What you have to do: Search the records for the word "Medical" and copy every line in which it occurs.

Records supplied:
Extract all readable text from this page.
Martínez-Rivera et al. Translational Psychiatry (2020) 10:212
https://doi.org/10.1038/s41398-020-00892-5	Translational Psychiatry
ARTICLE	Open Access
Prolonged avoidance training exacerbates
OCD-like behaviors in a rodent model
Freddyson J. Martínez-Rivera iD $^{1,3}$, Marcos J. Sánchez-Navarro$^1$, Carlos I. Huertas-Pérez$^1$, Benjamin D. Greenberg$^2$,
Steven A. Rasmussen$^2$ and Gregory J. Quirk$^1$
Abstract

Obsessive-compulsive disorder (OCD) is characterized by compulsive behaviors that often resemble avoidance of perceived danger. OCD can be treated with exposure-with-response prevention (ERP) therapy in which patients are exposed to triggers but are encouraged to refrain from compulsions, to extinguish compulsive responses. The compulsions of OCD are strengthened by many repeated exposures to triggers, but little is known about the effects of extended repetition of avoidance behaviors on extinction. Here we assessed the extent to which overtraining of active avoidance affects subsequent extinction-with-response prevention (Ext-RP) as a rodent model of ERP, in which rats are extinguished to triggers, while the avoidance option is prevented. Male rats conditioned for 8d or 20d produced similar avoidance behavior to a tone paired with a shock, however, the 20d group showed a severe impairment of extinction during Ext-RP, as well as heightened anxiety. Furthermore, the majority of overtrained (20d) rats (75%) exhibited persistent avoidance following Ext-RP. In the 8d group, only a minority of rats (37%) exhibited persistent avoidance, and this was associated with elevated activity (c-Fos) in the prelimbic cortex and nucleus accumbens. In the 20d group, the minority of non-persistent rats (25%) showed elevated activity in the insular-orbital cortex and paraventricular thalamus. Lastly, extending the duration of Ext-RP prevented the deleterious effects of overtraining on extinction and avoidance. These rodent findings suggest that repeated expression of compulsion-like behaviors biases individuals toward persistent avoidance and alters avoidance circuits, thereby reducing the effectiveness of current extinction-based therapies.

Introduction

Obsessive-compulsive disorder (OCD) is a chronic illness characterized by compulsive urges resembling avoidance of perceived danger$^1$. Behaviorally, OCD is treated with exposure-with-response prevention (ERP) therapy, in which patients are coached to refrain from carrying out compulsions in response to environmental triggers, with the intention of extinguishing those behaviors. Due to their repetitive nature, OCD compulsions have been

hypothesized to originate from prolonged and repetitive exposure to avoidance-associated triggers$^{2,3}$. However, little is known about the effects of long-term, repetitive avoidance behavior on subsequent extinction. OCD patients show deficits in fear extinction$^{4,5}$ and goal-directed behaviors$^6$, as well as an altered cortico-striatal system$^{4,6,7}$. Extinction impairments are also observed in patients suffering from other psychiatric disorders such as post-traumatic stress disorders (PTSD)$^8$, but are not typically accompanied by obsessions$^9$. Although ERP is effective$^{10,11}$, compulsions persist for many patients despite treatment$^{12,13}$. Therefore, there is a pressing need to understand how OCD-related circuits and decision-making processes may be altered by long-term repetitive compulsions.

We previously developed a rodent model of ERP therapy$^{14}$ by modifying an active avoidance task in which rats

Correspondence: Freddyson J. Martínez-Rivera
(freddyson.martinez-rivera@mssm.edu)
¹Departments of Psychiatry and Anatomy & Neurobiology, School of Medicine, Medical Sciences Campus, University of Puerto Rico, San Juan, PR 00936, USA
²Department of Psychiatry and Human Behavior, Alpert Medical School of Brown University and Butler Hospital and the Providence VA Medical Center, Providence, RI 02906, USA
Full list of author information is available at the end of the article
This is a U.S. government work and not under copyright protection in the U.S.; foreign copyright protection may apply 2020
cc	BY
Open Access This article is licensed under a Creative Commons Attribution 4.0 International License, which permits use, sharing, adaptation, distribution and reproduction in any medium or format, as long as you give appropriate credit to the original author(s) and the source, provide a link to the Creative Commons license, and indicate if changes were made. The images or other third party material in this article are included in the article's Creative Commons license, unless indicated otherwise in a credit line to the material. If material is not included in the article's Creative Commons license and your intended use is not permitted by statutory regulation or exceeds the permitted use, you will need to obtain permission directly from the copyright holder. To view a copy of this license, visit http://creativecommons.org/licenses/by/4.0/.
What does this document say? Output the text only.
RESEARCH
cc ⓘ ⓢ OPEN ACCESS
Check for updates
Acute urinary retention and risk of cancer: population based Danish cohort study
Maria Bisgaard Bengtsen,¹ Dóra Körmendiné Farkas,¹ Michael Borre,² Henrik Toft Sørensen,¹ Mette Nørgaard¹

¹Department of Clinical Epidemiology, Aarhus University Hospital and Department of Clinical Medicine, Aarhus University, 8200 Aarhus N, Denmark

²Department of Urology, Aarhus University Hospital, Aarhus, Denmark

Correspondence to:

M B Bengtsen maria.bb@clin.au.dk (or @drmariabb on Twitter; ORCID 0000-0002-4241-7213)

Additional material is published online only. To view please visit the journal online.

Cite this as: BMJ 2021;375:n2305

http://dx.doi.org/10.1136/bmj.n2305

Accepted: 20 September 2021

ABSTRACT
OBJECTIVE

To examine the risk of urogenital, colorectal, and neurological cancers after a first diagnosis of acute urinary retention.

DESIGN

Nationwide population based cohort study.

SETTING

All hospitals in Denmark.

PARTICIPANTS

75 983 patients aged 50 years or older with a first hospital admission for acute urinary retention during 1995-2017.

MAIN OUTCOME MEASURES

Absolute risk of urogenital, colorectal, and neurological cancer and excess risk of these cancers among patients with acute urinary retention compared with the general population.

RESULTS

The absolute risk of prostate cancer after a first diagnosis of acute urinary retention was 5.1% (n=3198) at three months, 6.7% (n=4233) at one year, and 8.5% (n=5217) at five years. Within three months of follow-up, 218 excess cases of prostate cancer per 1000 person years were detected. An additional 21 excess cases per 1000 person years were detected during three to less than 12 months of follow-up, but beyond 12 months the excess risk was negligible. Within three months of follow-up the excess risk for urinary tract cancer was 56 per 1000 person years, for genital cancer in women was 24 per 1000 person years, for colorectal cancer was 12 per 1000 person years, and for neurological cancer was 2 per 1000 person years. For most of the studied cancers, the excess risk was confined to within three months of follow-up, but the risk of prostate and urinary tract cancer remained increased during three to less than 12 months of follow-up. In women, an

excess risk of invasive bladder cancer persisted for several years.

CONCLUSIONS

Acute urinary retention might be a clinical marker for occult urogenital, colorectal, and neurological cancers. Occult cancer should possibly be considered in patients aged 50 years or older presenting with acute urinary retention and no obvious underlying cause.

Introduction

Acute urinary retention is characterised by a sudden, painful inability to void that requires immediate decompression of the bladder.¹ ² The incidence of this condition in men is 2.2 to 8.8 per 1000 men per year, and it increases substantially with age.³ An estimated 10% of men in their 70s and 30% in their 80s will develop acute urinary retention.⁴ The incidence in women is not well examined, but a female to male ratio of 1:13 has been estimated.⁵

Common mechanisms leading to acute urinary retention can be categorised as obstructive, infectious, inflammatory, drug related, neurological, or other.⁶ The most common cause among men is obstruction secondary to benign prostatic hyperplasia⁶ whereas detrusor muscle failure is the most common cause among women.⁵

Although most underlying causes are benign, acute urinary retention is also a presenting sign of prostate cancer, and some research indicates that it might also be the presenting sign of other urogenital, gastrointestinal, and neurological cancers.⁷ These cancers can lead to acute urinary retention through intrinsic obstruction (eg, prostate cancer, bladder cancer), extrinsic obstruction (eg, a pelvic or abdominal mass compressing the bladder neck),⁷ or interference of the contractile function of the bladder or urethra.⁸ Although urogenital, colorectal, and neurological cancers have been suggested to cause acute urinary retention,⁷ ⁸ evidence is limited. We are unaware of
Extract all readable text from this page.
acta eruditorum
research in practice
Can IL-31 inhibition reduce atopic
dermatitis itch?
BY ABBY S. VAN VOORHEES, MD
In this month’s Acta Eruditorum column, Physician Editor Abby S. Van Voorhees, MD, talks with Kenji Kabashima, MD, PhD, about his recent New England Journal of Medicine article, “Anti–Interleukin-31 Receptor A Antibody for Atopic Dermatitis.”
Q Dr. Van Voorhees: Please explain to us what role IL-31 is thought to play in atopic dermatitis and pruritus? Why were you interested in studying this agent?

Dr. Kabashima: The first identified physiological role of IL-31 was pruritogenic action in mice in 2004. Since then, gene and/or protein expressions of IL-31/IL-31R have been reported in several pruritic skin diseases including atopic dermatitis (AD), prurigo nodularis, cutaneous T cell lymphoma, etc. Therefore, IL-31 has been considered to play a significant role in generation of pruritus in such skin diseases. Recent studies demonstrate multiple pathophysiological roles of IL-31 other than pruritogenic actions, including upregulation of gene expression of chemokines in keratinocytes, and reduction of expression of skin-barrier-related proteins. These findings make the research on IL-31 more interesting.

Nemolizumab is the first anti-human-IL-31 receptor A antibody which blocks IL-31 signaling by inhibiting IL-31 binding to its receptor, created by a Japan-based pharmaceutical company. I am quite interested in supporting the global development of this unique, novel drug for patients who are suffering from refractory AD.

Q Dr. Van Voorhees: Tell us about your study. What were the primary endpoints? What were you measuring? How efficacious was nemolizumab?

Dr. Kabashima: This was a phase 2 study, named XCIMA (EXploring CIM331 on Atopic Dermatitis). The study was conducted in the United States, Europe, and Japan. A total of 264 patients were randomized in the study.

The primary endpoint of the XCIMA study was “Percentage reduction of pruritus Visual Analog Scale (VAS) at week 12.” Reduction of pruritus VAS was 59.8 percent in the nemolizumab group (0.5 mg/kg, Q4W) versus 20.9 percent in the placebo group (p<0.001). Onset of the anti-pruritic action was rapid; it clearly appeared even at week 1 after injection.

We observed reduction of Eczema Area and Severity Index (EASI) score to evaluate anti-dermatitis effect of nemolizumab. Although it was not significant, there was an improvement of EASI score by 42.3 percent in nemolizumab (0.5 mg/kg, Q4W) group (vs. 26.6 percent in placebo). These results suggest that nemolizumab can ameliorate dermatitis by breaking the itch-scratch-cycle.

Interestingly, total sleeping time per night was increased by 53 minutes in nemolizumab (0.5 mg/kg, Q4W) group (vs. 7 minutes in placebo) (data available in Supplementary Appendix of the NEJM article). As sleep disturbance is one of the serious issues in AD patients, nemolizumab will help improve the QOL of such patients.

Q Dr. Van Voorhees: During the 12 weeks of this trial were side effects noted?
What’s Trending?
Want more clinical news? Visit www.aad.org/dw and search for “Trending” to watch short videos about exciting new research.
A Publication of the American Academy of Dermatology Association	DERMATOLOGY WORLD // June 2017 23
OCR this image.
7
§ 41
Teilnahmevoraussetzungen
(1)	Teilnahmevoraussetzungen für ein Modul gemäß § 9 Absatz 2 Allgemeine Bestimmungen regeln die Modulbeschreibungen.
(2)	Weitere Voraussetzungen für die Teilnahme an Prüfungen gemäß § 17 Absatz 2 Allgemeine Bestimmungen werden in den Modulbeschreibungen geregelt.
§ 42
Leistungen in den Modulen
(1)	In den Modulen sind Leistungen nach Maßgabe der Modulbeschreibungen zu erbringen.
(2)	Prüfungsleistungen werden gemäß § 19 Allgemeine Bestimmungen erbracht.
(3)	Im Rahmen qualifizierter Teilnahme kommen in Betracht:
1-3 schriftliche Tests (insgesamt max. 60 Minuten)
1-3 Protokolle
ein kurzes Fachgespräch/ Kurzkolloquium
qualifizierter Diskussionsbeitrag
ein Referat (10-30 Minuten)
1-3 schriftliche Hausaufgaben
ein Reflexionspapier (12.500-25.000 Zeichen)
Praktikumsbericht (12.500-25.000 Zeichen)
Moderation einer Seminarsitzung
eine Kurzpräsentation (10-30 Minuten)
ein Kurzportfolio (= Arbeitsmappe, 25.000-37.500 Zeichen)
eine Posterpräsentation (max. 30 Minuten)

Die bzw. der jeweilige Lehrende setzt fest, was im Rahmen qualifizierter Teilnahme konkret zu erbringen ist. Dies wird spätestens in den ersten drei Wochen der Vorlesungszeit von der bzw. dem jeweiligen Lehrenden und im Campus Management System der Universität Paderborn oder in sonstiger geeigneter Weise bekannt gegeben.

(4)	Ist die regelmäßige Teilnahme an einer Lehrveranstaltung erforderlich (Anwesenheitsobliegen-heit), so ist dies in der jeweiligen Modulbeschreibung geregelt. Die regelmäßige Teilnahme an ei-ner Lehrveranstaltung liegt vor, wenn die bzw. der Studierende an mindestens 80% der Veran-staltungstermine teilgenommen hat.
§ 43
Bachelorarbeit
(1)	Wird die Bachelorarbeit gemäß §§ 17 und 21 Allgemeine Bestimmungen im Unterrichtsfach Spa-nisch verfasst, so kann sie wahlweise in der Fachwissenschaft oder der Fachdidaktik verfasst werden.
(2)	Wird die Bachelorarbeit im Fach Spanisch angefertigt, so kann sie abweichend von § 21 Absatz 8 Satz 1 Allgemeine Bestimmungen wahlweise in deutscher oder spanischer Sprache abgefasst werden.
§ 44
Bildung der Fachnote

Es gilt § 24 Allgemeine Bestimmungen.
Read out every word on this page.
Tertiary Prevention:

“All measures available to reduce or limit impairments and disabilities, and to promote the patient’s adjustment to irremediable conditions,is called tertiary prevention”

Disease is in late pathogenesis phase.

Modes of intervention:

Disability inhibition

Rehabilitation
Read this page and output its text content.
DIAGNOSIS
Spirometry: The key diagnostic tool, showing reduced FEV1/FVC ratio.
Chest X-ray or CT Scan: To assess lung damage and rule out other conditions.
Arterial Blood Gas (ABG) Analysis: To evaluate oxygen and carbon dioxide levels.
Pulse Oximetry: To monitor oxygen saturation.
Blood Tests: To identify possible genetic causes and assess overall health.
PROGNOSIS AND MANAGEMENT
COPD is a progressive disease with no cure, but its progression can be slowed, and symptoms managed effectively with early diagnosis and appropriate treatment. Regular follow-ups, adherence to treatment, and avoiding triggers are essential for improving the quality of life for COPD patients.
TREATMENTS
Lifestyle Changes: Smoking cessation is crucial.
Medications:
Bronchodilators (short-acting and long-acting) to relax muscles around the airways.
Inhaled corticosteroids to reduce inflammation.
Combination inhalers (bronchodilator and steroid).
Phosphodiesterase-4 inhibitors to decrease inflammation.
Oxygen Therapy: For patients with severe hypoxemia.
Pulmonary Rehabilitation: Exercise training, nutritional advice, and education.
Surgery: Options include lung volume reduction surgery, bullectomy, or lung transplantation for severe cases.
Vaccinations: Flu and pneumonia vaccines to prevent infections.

Output below:
¹Departments of Psychiatry and Anatomy & Neurobiology, School of Medicine, Medical Sciences Campus, University of Puerto Rico, San Juan, PR 00936, USA
²Department of Psychiatry and Human Behavior, Alpert Medical School of Brown University and Butler Hospital and the Providence VA Medical Center, Providence, RI 02906, USA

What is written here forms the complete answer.